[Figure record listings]
'''

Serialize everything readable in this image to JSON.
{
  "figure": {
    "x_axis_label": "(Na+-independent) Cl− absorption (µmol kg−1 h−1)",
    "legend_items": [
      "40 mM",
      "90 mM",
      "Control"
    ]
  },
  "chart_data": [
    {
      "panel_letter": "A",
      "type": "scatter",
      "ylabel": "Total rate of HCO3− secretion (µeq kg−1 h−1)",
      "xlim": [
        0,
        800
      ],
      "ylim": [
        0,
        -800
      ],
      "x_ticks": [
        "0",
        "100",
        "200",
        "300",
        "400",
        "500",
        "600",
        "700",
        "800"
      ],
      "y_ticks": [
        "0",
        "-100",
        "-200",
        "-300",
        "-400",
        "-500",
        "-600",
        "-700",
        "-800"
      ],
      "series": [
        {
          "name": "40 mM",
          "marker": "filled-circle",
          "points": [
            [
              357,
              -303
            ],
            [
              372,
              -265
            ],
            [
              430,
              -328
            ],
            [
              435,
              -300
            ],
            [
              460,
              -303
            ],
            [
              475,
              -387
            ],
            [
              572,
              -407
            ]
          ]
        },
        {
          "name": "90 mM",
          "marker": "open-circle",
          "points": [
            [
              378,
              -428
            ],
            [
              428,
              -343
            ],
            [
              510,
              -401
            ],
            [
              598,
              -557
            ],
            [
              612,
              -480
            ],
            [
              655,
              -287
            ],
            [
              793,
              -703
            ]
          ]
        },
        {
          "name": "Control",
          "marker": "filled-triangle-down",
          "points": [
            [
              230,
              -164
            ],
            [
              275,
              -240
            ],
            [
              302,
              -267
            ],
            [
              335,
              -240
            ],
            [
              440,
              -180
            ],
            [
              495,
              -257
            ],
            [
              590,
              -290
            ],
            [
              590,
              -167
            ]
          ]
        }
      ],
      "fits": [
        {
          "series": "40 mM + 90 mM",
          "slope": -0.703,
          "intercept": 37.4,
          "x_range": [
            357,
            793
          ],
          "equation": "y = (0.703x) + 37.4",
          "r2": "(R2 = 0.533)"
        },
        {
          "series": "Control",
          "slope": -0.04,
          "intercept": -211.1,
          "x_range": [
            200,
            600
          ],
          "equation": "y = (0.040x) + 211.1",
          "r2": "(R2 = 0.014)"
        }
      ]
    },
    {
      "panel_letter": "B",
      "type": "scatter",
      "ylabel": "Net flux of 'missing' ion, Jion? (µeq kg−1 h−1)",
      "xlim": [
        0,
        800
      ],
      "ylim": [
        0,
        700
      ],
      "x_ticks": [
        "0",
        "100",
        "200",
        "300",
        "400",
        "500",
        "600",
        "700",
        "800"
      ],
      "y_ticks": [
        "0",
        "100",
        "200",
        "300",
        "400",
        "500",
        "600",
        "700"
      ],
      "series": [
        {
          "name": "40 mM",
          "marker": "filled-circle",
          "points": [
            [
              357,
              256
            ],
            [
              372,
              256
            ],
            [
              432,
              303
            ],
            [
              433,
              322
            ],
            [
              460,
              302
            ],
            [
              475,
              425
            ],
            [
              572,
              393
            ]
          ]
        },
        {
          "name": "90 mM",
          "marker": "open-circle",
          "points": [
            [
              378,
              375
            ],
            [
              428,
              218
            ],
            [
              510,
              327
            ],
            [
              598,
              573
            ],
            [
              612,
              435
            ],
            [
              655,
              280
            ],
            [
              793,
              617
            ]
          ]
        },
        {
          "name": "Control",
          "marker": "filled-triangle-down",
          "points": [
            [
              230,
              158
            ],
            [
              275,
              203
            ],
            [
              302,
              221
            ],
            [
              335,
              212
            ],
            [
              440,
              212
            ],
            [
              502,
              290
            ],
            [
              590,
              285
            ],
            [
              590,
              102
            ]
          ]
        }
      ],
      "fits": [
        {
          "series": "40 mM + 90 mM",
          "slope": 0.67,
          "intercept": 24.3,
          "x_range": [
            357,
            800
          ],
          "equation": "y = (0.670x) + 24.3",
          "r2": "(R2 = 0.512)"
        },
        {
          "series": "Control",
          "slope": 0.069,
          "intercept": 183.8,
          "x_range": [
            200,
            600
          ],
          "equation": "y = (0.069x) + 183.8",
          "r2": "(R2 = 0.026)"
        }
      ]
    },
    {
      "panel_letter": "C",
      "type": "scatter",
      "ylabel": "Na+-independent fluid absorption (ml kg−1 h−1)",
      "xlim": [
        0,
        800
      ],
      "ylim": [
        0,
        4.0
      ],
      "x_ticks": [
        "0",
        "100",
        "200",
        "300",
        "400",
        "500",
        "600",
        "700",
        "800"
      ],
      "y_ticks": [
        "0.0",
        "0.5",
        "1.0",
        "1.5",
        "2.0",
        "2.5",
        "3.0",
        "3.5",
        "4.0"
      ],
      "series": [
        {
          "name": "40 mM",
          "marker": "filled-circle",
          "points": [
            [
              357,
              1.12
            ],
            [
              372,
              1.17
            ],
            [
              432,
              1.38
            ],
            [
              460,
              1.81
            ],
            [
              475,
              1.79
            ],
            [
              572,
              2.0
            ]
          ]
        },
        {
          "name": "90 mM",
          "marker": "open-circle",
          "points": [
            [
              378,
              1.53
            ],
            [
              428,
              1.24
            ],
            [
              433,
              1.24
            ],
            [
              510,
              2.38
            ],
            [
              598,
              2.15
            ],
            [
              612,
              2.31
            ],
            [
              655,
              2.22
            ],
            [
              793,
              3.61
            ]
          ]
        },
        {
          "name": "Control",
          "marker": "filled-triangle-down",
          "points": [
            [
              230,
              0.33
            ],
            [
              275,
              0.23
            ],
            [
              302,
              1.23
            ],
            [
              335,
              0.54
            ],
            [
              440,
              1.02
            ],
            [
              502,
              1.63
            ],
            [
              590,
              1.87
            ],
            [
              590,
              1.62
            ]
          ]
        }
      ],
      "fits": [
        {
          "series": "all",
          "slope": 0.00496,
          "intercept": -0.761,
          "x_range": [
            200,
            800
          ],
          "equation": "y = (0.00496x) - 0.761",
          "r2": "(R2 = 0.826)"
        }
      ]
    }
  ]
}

'''

Pull out each record as written and restate it exactly.

- COMPLETED TASK
Serialize everything readable in this image to JSON.
{
  "figure": {
    "x_axis_label": "(Na+-independent) Cl− absorption (µmol kg−1 h−1)",
    "legend_items": [
      "40 mM",
      "90 mM",
      "Control"
    ]
  },
  "chart_data": [
    {
      "panel_letter": "A",
      "type": "scatter",
      "ylabel": "Total rate of HCO3− secretion (µeq kg−1 h−1)",
      "xlim": [
        0,
        800
      ],
      "ylim": [
        0,
        -800
      ],
      "x_ticks": [
        "0",
        "100",
        "200",
        "300",
        "400",
        "500",
        "600",
        "700",
        "800"
      ],
      "y_ticks": [
        "0",
        "-100",
        "-200",
        "-300",
        "-400",
        "-500",
        "-600",
        "-700",
        "-800"
      ],
      "series": [
        {
          "name": "40 mM",
          "marker": "filled-circle",
          "points": [
            [
              357,
              -303
            ],
            [
              372,
              -265
            ],
            [
              430,
              -328
            ],
            [
              435,
              -300
            ],
            [
              460,
              -303
            ],
            [
              475,
              -387
            ],
            [
              572,
              -407
            ]
          ]
        },
        {
          "name": "90 mM",
          "marker": "open-circle",
          "points": [
            [
              378,
              -428
            ],
            [
              428,
              -343
            ],
            [
              510,
              -401
            ],
            [
              598,
              -557
            ],
            [
              612,
              -480
            ],
            [
              655,
              -287
            ],
            [
              793,
              -703
            ]
          ]
        },
        {
          "name": "Control",
          "marker": "filled-triangle-down",
          "points": [
            [
              230,
              -164
            ],
            [
              275,
              -240
            ],
            [
              302,
              -267
            ],
            [
              335,
              -240
            ],
            [
              440,
              -180
            ],
            [
              495,
              -257
            ],
            [
              590,
              -290
            ],
            [
              590,
              -167
            ]
          ]
        }
      ],
      "fits": [
        {
          "series": "40 mM + 90 mM",
          "slope": -0.703,
          "intercept": 37.4,
          "x_range": [
            357,
            793
          ],
          "equation": "y = (0.703x) + 37.4",
          "r2": "(R2 = 0.533)"
        },
        {
          "series": "Control",
          "slope": -0.04,
          "intercept": -211.1,
          "x_range": [
            200,
            600
          ],
          "equation": "y = (0.040x) + 211.1",
          "r2": "(R2 = 0.014)"
        }
      ]
    },
    {
      "panel_letter": "B",
      "type": "scatter",
      "ylabel": "Net flux of 'missing' ion, Jion? (µeq kg−1 h−1)",
      "xlim": [
        0,
        800
      ],
      "ylim": [
        0,
        700
      ],
      "x_ticks": [
        "0",
        "100",
        "200",
        "300",
        "400",
        "500",
        "600",
        "700",
        "800"
      ],
      "y_ticks": [
        "0",
        "100",
        "200",
        "300",
        "400",
        "500",
        "600",
        "700"
      ],
      "series": [
        {
          "name": "40 mM",
          "marker": "filled-circle",
          "points": [
            [
              357,
              256
            ],
            [
              372,
              256
            ],
            [
              432,
              303
            ],
            [
              433,
              322
            ],
            [
              460,
              302
            ],
            [
              475,
              425
            ],
            [
              572,
              393
            ]
          ]
        },
        {
          "name": "90 mM",
          "marker": "open-circle",
          "points": [
            [
              378,
              375
            ],
            [
              428,
              218
            ],
            [
              510,
              327
            ],
            [
              598,
              573
            ],
            [
              612,
              435
            ],
            [
              655,
              280
            ],
            [
              793,
              617
            ]
          ]
        },
        {
          "name": "Control",
          "marker": "filled-triangle-down",
          "points": [
            [
              230,
              158
            ],
            [
              275,
              203
            ],
            [
              302,
              221
            ],
            [
              335,
              212
            ],
            [
              440,
              212
            ],
            [
              502,
              290
            ],
            [
              590,
              285
            ],
            [
              590,
              102
            ]
          ]
        }
      ],
      "fits": [
        {
          "series": "40 mM + 90 mM",
          "slope": 0.67,
          "intercept": 24.3,
          "x_range": [
            357,
            800
          ],
          "equation": "y = (0.670x) + 24.3",
          "r2": "(R2 = 0.512)"
        },
        {
          "series": "Control",
          "slope": 0.069,
          "intercept": 183.8,
          "x_range": [
            200,
            600
          ],
          "equation": "y = (0.069x) + 183.8",
          "r2": "(R2 = 0.026)"
        }
      ]
    },
    {
      "panel_letter": "C",
      "type": "scatter",
      "ylabel": "Na+-independent fluid absorption (ml kg−1 h−1)",
      "xlim": [
        0,
        800
      ],
      "ylim": [
        0,
        4.0
      ],
      "x_ticks": [
        "0",
        "100",
        "200",
        "300",
        "400",
        "500",
        "600",
        "700",
        "800"
      ],
      "y_ticks": [
        "0.0",
        "0.5",
        "1.0",
        "1.5",
        "2.0",
        "2.5",
        "3.0",
        "3.5",
        "4.0"
      ],
      "series": [
        {
          "name": "40 mM",
          "marker": "filled-circle",
          "points": [
            [
              357,
              1.12
            ],
            [
              372,
              1.17
            ],
            [
              432,
              1.38
            ],
            [
              460,
              1.81
            ],
            [
              475,
              1.79
            ],
            [
              572,
              2.0
            ]
          ]
        },
        {
          "name": "90 mM",
          "marker": "open-circle",
          "points": [
            [
              378,
              1.53
            ],
            [
              428,
              1.24
            ],
            [
              433,
              1.24
            ],
            [
              510,
              2.38
            ],
            [
              598,
              2.15
            ],
            [
              612,
              2.31
            ],
            [
              655,
              2.22
            ],
            [
              793,
              3.61
            ]
          ]
        },
        {
          "name": "Control",
          "marker": "filled-triangle-down",
          "points": [
            [
              230,
              0.33
            ],
            [
              275,
              0.23
            ],
            [
              302,
              1.23
            ],
            [
              335,
              0.54
            ],
            [
              440,
              1.02
            ],
            [
              502,
              1.63
            ],
            [
              590,
              1.87
            ],
            [
              590,
              1.62
            ]
          ]
        }
      ],
      "fits": [
        {
          "series": "all",
          "slope": 0.00496,
          "intercept": -0.761,
          "x_range": [
            200,
            800
          ],
          "equation": "y = (0.00496x) - 0.761",
          "r2": "(R2 = 0.826)"
        }
      ]
    }
  ]
}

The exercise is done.